# Given data start

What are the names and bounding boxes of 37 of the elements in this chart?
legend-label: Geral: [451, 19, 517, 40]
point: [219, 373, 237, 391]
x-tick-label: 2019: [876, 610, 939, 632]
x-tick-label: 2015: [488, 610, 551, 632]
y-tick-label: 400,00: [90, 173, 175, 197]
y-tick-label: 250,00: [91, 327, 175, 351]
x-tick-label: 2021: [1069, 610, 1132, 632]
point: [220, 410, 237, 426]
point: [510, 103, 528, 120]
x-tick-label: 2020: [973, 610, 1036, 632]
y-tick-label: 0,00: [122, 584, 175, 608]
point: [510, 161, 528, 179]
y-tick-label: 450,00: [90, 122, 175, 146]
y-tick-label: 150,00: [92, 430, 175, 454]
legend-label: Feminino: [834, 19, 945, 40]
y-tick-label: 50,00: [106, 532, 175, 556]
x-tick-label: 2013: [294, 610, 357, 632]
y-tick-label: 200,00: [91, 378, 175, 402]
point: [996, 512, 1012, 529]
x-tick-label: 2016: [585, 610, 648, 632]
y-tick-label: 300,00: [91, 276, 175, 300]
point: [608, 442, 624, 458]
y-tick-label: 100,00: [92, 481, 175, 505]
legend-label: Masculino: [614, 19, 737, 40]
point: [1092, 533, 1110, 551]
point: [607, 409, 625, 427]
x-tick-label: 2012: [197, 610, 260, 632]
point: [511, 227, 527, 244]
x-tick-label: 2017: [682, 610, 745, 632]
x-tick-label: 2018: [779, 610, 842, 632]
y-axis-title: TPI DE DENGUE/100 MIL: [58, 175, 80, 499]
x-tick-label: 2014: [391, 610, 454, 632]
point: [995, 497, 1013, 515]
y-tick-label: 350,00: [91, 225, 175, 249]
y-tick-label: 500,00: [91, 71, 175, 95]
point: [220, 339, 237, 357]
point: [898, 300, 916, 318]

# Given data end

▶ Exercise directions: Convert the data above into a JSON list of strings, with each line as its own string and blank lines omitted.

▶ Full response:
[
  "What are the names and bounding boxes of 37 of the elements in this chart?",
  "legend-label: Geral: [451, 19, 517, 40]",
  "point: [219, 373, 237, 391]",
  "x-tick-label: 2019: [876, 610, 939, 632]",
  "x-tick-label: 2015: [488, 610, 551, 632]",
  "y-tick-label: 400,00: [90, 173, 175, 197]",
  "y-tick-label: 250,00: [91, 327, 175, 351]",
  "x-tick-label: 2021: [1069, 610, 1132, 632]",
  "point: [220, 410, 237, 426]",
  "point: [510, 103, 528, 120]",
  "x-tick-label: 2020: [973, 610, 1036, 632]",
  "y-tick-label: 0,00: [122, 584, 175, 608]",
  "point: [510, 161, 528, 179]",
  "y-tick-label: 450,00: [90, 122, 175, 146]",
  "y-tick-label: 150,00: [92, 430, 175, 454]",
  "legend-label: Feminino: [834, 19, 945, 40]",
  "y-tick-label: 50,00: [106, 532, 175, 556]",
  "x-tick-label: 2013: [294, 610, 357, 632]",
  "y-tick-label: 200,00: [91, 378, 175, 402]",
  "point: [996, 512, 1012, 529]",
  "x-tick-label: 2016: [585, 610, 648, 632]",
  "y-tick-label: 300,00: [91, 276, 175, 300]",
  "point: [608, 442, 624, 458]",
  "y-tick-label: 100,00: [92, 481, 175, 505]",
  "legend-label: Masculino: [614, 19, 737, 40]",
  "point: [1092, 533, 1110, 551]",
  "point: [607, 409, 625, 427]",
  "x-tick-label: 2012: [197, 610, 260, 632]",
  "point: [511, 227, 527, 244]",
  "x-tick-label: 2017: [682, 610, 745, 632]",
  "x-tick-label: 2018: [779, 610, 842, 632]",
  "y-axis-title: TPI DE DENGUE/100 MIL: [58, 175, 80, 499]",
  "x-tick-label: 2014: [391, 610, 454, 632]",
  "point: [995, 497, 1013, 515]",
  "y-tick-label: 350,00: [91, 225, 175, 249]",
  "y-tick-label: 500,00: [91, 71, 175, 95]",
  "point: [220, 339, 237, 357]",
  "point: [898, 300, 916, 318]"
]